• [EXERCISE DETAILS] Make an exact copy of the records, with the images left out.

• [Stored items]
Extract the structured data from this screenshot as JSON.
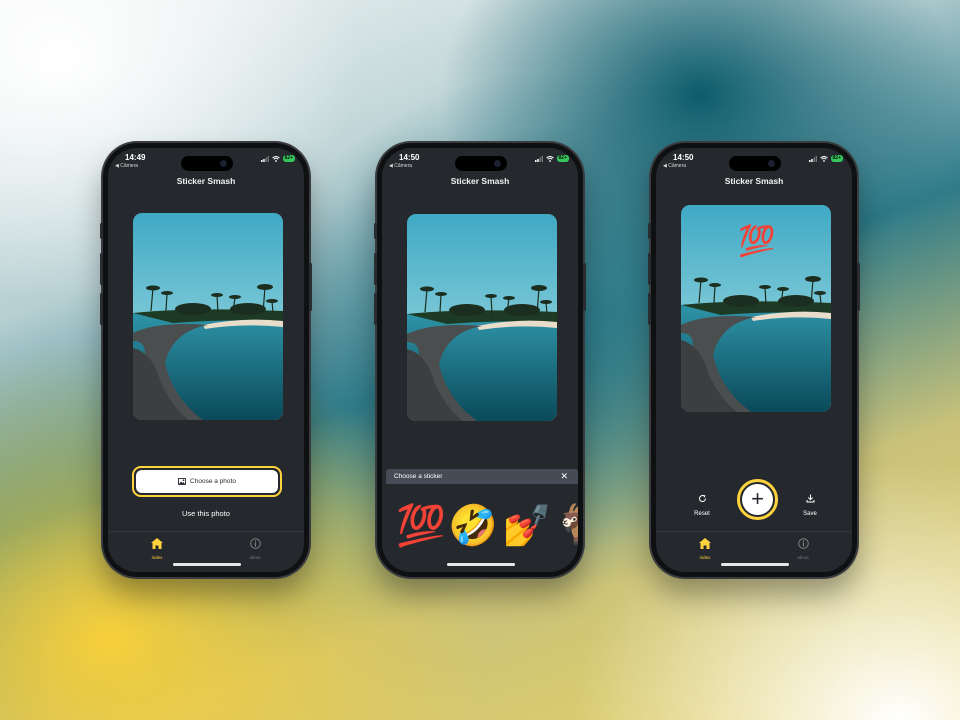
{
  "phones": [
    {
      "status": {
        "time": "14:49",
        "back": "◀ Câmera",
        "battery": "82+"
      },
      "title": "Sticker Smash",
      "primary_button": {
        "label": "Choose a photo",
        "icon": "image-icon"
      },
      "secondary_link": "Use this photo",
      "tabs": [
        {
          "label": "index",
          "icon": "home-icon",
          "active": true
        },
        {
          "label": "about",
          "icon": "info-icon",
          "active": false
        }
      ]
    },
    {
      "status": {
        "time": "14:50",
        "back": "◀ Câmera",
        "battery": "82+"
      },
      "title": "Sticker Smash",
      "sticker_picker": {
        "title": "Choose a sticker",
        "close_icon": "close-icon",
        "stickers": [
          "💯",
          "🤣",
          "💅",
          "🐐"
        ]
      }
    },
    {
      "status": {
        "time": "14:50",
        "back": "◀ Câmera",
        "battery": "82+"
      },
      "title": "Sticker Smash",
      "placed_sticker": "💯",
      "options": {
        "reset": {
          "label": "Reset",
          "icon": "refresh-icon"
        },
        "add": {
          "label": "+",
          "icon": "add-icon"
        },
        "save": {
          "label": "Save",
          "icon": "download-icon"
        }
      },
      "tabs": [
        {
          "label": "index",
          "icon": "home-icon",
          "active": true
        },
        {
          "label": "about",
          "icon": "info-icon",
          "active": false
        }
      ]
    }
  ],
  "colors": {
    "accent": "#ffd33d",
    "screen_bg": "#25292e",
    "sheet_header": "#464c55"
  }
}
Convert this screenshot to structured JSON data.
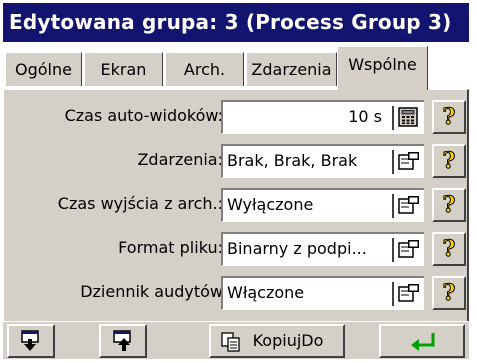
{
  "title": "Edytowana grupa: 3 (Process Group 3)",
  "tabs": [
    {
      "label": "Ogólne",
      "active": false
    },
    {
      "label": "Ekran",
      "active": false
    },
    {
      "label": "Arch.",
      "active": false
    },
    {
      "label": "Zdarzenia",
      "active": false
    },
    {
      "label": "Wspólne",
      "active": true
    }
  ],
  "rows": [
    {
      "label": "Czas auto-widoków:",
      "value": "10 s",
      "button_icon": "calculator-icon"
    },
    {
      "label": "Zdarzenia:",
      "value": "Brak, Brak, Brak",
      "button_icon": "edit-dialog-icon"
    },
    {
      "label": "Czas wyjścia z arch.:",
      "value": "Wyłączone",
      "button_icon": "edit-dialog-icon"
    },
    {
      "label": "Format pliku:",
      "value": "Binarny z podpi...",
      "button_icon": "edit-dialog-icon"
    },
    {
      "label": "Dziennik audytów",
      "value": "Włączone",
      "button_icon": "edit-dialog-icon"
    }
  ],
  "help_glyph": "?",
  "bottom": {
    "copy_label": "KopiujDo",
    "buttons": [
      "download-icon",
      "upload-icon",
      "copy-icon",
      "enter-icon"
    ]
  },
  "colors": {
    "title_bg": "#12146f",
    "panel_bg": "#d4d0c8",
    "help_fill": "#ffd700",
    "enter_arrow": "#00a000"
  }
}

• [FINISHED ANSWER]
Extract the structured data from this screenshot as JSON.
{
  "phones": [
    {
      "status": {
        "time": "14:49",
        "back": "◀ Câmera",
        "battery": "82+"
      },
      "title": "Sticker Smash",
      "primary_button": {
        "label": "Choose a photo",
        "icon": "image-icon"
      },
      "secondary_link": "Use this photo",
      "tabs": [
        {
          "label": "index",
          "icon": "home-icon",
          "active": true
        },
        {
          "label": "about",
          "icon": "info-icon",
          "active": false
        }
      ]
    },
    {
      "status": {
        "time": "14:50",
        "back": "◀ Câmera",
        "battery": "82+"
      },
      "title": "Sticker Smash",
      "sticker_picker": {
        "title": "Choose a sticker",
        "close_icon": "close-icon",
        "stickers": [
          "💯",
          "🤣",
          "💅",
          "🐐"
        ]
      }
    },
    {
      "status": {
        "time": "14:50",
        "back": "◀ Câmera",
        "battery": "82+"
      },
      "title": "Sticker Smash",
      "placed_sticker": "💯",
      "options": {
        "reset": {
          "label": "Reset",
          "icon": "refresh-icon"
        },
        "add": {
          "label": "+",
          "icon": "add-icon"
        },
        "save": {
          "label": "Save",
          "icon": "download-icon"
        }
      },
      "tabs": [
        {
          "label": "index",
          "icon": "home-icon",
          "active": true
        },
        {
          "label": "about",
          "icon": "info-icon",
          "active": false
        }
      ]
    }
  ],
  "colors": {
    "accent": "#ffd33d",
    "screen_bg": "#25292e",
    "sheet_header": "#464c55"
  }
}
Convert this screenshot to structured JSON data.
{
  "title": "Edytowana grupa: 3 (Process Group 3)",
  "tabs": [
    {
      "label": "Ogólne",
      "active": false
    },
    {
      "label": "Ekran",
      "active": false
    },
    {
      "label": "Arch.",
      "active": false
    },
    {
      "label": "Zdarzenia",
      "active": false
    },
    {
      "label": "Wspólne",
      "active": true
    }
  ],
  "rows": [
    {
      "label": "Czas auto-widoków:",
      "value": "10 s",
      "button_icon": "calculator-icon"
    },
    {
      "label": "Zdarzenia:",
      "value": "Brak, Brak, Brak",
      "button_icon": "edit-dialog-icon"
    },
    {
      "label": "Czas wyjścia z arch.:",
      "value": "Wyłączone",
      "button_icon": "edit-dialog-icon"
    },
    {
      "label": "Format pliku:",
      "value": "Binarny z podpi...",
      "button_icon": "edit-dialog-icon"
    },
    {
      "label": "Dziennik audytów",
      "value": "Włączone",
      "button_icon": "edit-dialog-icon"
    }
  ],
  "help_glyph": "?",
  "bottom": {
    "copy_label": "KopiujDo",
    "buttons": [
      "download-icon",
      "upload-icon",
      "copy-icon",
      "enter-icon"
    ]
  },
  "colors": {
    "title_bg": "#12146f",
    "panel_bg": "#d4d0c8",
    "help_fill": "#ffd700",
    "enter_arrow": "#00a000"
  }
}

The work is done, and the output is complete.